(EXERCISE DIRECTIONS): Report each line of the data that has "буде" somewhere in it.

(TASK DATA):

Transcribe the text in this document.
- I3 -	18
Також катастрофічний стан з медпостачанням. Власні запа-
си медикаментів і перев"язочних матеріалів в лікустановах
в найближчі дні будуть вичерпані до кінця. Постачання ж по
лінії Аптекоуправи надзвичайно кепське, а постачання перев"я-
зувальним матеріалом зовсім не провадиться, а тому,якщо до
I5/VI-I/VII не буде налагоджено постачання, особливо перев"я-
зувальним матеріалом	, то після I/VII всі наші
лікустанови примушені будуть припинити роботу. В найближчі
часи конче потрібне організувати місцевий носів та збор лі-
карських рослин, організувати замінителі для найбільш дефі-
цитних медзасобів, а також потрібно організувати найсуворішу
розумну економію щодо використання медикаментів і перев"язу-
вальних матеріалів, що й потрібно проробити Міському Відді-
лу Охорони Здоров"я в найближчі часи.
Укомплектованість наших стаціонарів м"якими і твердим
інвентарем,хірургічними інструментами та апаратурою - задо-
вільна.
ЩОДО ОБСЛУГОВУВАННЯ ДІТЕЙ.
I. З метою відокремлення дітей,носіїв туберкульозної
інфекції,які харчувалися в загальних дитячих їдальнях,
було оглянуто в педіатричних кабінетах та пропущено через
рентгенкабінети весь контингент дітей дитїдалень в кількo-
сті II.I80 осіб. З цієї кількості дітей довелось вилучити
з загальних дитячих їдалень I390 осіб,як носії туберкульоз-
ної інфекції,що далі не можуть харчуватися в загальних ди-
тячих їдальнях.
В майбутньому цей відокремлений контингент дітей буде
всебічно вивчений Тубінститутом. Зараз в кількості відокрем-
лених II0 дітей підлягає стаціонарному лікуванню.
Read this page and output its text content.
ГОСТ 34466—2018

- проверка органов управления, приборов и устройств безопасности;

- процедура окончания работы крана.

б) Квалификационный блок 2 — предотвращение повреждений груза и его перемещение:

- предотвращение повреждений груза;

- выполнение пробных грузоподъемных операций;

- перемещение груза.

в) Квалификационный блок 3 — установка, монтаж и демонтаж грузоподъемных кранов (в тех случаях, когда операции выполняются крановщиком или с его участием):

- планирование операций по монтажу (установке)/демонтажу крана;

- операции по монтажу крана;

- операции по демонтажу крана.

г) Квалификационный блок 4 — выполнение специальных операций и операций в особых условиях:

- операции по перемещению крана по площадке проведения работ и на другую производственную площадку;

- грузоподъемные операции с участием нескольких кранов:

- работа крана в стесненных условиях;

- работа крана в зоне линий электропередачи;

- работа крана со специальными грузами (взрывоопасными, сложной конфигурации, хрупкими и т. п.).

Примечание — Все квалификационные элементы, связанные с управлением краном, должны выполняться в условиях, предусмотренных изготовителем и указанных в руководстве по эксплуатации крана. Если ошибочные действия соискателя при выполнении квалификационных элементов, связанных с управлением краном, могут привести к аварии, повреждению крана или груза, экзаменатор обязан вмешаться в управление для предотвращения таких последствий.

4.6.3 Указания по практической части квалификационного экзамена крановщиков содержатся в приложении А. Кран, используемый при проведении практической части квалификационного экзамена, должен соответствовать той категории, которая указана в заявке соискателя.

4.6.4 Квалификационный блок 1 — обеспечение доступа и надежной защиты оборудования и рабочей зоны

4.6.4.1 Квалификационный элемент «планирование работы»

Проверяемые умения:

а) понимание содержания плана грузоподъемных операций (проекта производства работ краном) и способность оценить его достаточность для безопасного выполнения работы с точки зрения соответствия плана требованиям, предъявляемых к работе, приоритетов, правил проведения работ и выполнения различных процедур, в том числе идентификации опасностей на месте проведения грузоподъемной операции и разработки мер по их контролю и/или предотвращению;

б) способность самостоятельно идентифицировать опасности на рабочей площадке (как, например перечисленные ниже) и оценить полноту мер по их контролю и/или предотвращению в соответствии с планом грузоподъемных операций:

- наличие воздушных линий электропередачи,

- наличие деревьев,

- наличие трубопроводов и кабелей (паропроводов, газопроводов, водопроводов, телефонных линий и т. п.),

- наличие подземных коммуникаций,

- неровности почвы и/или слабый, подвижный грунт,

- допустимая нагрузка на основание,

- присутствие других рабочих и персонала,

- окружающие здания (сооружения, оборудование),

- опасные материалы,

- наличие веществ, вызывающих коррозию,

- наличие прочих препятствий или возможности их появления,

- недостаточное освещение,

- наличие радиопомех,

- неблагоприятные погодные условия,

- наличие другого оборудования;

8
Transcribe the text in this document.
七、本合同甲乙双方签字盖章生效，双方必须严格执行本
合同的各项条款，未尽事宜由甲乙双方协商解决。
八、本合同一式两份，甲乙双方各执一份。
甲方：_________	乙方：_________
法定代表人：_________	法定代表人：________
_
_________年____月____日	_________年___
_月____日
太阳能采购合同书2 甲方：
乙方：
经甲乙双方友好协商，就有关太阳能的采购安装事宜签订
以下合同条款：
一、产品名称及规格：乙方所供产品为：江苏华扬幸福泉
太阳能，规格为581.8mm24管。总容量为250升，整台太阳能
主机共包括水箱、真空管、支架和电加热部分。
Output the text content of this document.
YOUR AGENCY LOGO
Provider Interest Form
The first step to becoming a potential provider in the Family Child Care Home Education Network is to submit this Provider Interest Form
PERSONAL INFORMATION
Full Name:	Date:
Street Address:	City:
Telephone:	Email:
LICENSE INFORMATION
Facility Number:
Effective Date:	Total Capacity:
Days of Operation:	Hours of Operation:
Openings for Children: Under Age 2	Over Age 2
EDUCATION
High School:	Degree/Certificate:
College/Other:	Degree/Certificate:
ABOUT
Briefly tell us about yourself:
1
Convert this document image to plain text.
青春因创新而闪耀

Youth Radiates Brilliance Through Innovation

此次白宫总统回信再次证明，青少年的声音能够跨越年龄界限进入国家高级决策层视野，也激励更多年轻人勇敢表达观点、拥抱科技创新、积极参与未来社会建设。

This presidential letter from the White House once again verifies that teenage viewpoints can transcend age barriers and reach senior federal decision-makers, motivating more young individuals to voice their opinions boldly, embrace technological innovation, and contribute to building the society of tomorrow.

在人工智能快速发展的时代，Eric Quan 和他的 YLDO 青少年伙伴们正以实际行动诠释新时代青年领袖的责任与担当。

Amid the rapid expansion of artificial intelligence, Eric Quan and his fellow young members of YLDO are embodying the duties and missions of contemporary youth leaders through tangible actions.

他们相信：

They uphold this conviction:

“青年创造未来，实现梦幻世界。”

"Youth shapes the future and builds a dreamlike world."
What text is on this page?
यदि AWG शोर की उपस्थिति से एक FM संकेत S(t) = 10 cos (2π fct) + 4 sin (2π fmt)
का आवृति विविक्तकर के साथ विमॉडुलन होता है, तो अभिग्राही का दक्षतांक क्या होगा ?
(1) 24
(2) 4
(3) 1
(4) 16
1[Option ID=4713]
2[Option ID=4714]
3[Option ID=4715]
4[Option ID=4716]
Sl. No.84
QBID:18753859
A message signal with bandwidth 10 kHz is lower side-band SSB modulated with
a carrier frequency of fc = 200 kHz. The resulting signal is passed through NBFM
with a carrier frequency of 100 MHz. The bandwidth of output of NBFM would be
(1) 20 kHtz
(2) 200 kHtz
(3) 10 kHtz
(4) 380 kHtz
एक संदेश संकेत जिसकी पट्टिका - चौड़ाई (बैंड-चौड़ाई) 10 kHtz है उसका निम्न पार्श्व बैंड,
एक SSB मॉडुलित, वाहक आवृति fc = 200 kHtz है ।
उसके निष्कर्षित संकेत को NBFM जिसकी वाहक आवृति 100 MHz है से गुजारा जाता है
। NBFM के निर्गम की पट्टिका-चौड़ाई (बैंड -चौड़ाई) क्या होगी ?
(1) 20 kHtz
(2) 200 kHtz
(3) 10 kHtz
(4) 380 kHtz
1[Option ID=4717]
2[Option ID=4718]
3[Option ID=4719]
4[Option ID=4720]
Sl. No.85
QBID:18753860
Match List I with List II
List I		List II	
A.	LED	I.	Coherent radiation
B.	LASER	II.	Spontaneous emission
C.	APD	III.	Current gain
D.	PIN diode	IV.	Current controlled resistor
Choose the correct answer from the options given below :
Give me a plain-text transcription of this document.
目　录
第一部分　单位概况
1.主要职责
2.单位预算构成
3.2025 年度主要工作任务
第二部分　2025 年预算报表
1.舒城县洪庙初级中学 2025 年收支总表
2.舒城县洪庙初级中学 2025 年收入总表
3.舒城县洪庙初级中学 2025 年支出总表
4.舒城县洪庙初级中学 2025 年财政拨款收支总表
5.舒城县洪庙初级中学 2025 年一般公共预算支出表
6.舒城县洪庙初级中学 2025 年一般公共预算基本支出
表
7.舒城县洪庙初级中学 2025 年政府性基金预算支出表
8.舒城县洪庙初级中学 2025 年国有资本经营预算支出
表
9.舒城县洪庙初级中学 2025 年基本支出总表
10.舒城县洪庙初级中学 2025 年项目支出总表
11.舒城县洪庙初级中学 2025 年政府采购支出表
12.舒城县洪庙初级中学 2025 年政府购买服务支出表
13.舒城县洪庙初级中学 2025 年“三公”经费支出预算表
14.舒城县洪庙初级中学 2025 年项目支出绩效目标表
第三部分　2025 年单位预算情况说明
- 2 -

(RESPONSE FOR THIS EXERCISE):
I5/VI-I/VII не буде налагоджено постачання, особливо перев"я-
В майбутньому цей відокремлений контингент дітей буде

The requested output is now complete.